Goal: The entries below are to be repeated exactly as they stand.

A run of records:
++++
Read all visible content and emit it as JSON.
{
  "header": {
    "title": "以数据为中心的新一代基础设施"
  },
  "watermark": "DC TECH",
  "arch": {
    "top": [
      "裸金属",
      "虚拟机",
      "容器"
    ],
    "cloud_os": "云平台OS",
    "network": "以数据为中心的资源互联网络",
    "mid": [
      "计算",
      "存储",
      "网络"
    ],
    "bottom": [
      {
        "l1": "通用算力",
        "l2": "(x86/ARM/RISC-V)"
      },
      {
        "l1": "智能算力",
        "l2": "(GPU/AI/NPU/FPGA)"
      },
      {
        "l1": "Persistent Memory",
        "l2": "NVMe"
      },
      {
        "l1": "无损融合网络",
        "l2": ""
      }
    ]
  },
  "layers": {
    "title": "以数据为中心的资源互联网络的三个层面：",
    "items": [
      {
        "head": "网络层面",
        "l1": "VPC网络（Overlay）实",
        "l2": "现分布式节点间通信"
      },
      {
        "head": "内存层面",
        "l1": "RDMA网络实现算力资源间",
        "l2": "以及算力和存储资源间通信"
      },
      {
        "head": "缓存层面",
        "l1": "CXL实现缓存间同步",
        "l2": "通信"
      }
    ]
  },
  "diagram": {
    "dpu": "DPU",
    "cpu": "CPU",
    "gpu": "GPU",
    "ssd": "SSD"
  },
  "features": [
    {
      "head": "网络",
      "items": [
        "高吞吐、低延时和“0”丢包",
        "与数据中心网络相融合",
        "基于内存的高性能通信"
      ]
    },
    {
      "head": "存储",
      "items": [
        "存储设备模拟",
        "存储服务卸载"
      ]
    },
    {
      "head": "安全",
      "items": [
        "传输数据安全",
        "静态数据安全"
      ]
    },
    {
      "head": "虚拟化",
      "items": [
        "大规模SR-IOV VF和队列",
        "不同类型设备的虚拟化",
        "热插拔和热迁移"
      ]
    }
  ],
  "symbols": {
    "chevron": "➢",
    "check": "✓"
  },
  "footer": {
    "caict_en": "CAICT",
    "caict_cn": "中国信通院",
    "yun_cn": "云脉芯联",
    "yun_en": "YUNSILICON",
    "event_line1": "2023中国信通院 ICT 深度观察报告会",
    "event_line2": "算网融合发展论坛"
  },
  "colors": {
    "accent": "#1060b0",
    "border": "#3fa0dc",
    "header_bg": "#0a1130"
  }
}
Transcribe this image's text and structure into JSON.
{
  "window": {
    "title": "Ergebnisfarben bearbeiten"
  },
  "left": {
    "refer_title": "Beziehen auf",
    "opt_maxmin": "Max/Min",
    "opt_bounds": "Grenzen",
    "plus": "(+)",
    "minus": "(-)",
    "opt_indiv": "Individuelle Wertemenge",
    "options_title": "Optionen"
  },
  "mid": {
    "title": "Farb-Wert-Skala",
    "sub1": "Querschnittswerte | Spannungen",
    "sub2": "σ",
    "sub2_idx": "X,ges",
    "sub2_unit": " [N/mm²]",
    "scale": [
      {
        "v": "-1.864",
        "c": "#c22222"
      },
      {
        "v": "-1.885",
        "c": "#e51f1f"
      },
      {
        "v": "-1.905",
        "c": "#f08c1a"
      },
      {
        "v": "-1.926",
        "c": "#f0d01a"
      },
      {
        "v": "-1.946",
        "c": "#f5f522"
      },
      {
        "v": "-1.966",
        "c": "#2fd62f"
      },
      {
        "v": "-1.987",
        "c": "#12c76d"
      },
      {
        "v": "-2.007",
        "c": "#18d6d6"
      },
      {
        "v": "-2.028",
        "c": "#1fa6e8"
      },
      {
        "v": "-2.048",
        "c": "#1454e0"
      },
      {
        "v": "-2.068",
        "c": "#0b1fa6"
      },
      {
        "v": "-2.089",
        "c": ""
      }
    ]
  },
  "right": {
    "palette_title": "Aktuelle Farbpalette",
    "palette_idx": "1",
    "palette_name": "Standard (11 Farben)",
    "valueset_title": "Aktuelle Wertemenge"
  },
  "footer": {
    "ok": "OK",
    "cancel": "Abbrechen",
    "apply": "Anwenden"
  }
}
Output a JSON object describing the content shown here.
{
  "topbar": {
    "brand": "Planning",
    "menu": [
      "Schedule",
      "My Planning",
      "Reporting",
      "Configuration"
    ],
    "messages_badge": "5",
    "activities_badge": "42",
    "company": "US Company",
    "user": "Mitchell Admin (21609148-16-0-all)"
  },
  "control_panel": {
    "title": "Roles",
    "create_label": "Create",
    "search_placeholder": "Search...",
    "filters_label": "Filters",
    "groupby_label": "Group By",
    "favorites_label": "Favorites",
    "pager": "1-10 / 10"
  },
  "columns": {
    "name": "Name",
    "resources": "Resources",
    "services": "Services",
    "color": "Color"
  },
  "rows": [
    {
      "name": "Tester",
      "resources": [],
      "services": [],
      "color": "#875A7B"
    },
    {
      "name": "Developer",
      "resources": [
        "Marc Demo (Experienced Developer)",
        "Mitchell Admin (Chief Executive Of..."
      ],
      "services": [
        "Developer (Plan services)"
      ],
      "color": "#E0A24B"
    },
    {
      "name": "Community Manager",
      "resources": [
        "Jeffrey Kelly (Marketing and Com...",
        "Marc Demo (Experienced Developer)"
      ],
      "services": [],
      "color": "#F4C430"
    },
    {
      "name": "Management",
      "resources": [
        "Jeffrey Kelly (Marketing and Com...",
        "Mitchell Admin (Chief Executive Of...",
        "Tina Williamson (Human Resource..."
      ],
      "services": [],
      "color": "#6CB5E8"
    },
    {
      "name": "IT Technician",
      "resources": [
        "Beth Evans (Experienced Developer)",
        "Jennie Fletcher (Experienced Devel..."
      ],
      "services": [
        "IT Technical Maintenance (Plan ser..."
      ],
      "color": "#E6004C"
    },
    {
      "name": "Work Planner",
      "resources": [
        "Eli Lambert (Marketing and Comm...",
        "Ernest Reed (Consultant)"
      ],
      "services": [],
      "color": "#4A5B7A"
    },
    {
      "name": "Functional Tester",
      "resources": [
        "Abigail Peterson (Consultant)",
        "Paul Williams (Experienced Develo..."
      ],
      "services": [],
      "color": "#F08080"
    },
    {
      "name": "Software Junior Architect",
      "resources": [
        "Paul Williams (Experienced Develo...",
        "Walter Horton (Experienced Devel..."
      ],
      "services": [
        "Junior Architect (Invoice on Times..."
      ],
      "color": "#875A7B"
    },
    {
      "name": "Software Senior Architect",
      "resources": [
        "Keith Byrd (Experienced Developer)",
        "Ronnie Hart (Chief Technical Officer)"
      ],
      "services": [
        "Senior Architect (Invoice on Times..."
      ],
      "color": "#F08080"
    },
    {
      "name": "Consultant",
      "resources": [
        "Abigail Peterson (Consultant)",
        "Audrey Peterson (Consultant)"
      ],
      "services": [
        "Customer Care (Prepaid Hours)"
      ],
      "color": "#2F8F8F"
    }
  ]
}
++++
Answer to the problem:
Read all visible content and emit it as JSON.
{
  "header": {
    "title": "以数据为中心的新一代基础设施"
  },
  "watermark": "DC TECH",
  "arch": {
    "top": [
      "裸金属",
      "虚拟机",
      "容器"
    ],
    "cloud_os": "云平台OS",
    "network": "以数据为中心的资源互联网络",
    "mid": [
      "计算",
      "存储",
      "网络"
    ],
    "bottom": [
      {
        "l1": "通用算力",
        "l2": "(x86/ARM/RISC-V)"
      },
      {
        "l1": "智能算力",
        "l2": "(GPU/AI/NPU/FPGA)"
      },
      {
        "l1": "Persistent Memory",
        "l2": "NVMe"
      },
      {
        "l1": "无损融合网络",
        "l2": ""
      }
    ]
  },
  "layers": {
    "title": "以数据为中心的资源互联网络的三个层面：",
    "items": [
      {
        "head": "网络层面",
        "l1": "VPC网络（Overlay）实",
        "l2": "现分布式节点间通信"
      },
      {
        "head": "内存层面",
        "l1": "RDMA网络实现算力资源间",
        "l2": "以及算力和存储资源间通信"
      },
      {
        "head": "缓存层面",
        "l1": "CXL实现缓存间同步",
        "l2": "通信"
      }
    ]
  },
  "diagram": {
    "dpu": "DPU",
    "cpu": "CPU",
    "gpu": "GPU",
    "ssd": "SSD"
  },
  "features": [
    {
      "head": "网络",
      "items": [
        "高吞吐、低延时和“0”丢包",
        "与数据中心网络相融合",
        "基于内存的高性能通信"
      ]
    },
    {
      "head": "存储",
      "items": [
        "存储设备模拟",
        "存储服务卸载"
      ]
    },
    {
      "head": "安全",
      "items": [
        "传输数据安全",
        "静态数据安全"
      ]
    },
    {
      "head": "虚拟化",
      "items": [
        "大规模SR-IOV VF和队列",
        "不同类型设备的虚拟化",
        "热插拔和热迁移"
      ]
    }
  ],
  "symbols": {
    "chevron": "➢",
    "check": "✓"
  },
  "footer": {
    "caict_en": "CAICT",
    "caict_cn": "中国信通院",
    "yun_cn": "云脉芯联",
    "yun_en": "YUNSILICON",
    "event_line1": "2023中国信通院 ICT 深度观察报告会",
    "event_line2": "算网融合发展论坛"
  },
  "colors": {
    "accent": "#1060b0",
    "border": "#3fa0dc",
    "header_bg": "#0a1130"
  }
}
Transcribe this image's text and structure into JSON.
{
  "window": {
    "title": "Ergebnisfarben bearbeiten"
  },
  "left": {
    "refer_title": "Beziehen auf",
    "opt_maxmin": "Max/Min",
    "opt_bounds": "Grenzen",
    "plus": "(+)",
    "minus": "(-)",
    "opt_indiv": "Individuelle Wertemenge",
    "options_title": "Optionen"
  },
  "mid": {
    "title": "Farb-Wert-Skala",
    "sub1": "Querschnittswerte | Spannungen",
    "sub2": "σ",
    "sub2_idx": "X,ges",
    "sub2_unit": " [N/mm²]",
    "scale": [
      {
        "v": "-1.864",
        "c": "#c22222"
      },
      {
        "v": "-1.885",
        "c": "#e51f1f"
      },
      {
        "v": "-1.905",
        "c": "#f08c1a"
      },
      {
        "v": "-1.926",
        "c": "#f0d01a"
      },
      {
        "v": "-1.946",
        "c": "#f5f522"
      },
      {
        "v": "-1.966",
        "c": "#2fd62f"
      },
      {
        "v": "-1.987",
        "c": "#12c76d"
      },
      {
        "v": "-2.007",
        "c": "#18d6d6"
      },
      {
        "v": "-2.028",
        "c": "#1fa6e8"
      },
      {
        "v": "-2.048",
        "c": "#1454e0"
      },
      {
        "v": "-2.068",
        "c": "#0b1fa6"
      },
      {
        "v": "-2.089",
        "c": ""
      }
    ]
  },
  "right": {
    "palette_title": "Aktuelle Farbpalette",
    "palette_idx": "1",
    "palette_name": "Standard (11 Farben)",
    "valueset_title": "Aktuelle Wertemenge"
  },
  "footer": {
    "ok": "OK",
    "cancel": "Abbrechen",
    "apply": "Anwenden"
  }
}
Output a JSON object describing the content shown here.
{
  "topbar": {
    "brand": "Planning",
    "menu": [
      "Schedule",
      "My Planning",
      "Reporting",
      "Configuration"
    ],
    "messages_badge": "5",
    "activities_badge": "42",
    "company": "US Company",
    "user": "Mitchell Admin (21609148-16-0-all)"
  },
  "control_panel": {
    "title": "Roles",
    "create_label": "Create",
    "search_placeholder": "Search...",
    "filters_label": "Filters",
    "groupby_label": "Group By",
    "favorites_label": "Favorites",
    "pager": "1-10 / 10"
  },
  "columns": {
    "name": "Name",
    "resources": "Resources",
    "services": "Services",
    "color": "Color"
  },
  "rows": [
    {
      "name": "Tester",
      "resources": [],
      "services": [],
      "color": "#875A7B"
    },
    {
      "name": "Developer",
      "resources": [
        "Marc Demo (Experienced Developer)",
        "Mitchell Admin (Chief Executive Of..."
      ],
      "services": [
        "Developer (Plan services)"
      ],
      "color": "#E0A24B"
    },
    {
      "name": "Community Manager",
      "resources": [
        "Jeffrey Kelly (Marketing and Com...",
        "Marc Demo (Experienced Developer)"
      ],
      "services": [],
      "color": "#F4C430"
    },
    {
      "name": "Management",
      "resources": [
        "Jeffrey Kelly (Marketing and Com...",
        "Mitchell Admin (Chief Executive Of...",
        "Tina Williamson (Human Resource..."
      ],
      "services": [],
      "color": "#6CB5E8"
    },
    {
      "name": "IT Technician",
      "resources": [
        "Beth Evans (Experienced Developer)",
        "Jennie Fletcher (Experienced Devel..."
      ],
      "services": [
        "IT Technical Maintenance (Plan ser..."
      ],
      "color": "#E6004C"
    },
    {
      "name": "Work Planner",
      "resources": [
        "Eli Lambert (Marketing and Comm...",
        "Ernest Reed (Consultant)"
      ],
      "services": [],
      "color": "#4A5B7A"
    },
    {
      "name": "Functional Tester",
      "resources": [
        "Abigail Peterson (Consultant)",
        "Paul Williams (Experienced Develo..."
      ],
      "services": [],
      "color": "#F08080"
    },
    {
      "name": "Software Junior Architect",
      "resources": [
        "Paul Williams (Experienced Develo...",
        "Walter Horton (Experienced Devel..."
      ],
      "services": [
        "Junior Architect (Invoice on Times..."
      ],
      "color": "#875A7B"
    },
    {
      "name": "Software Senior Architect",
      "resources": [
        "Keith Byrd (Experienced Developer)",
        "Ronnie Hart (Chief Technical Officer)"
      ],
      "services": [
        "Senior Architect (Invoice on Times..."
      ],
      "color": "#F08080"
    },
    {
      "name": "Consultant",
      "resources": [
        "Abigail Peterson (Consultant)",
        "Audrey Peterson (Consultant)"
      ],
      "services": [
        "Customer Care (Prepaid Hours)"
      ],
      "color": "#2F8F8F"
    }
  ]
}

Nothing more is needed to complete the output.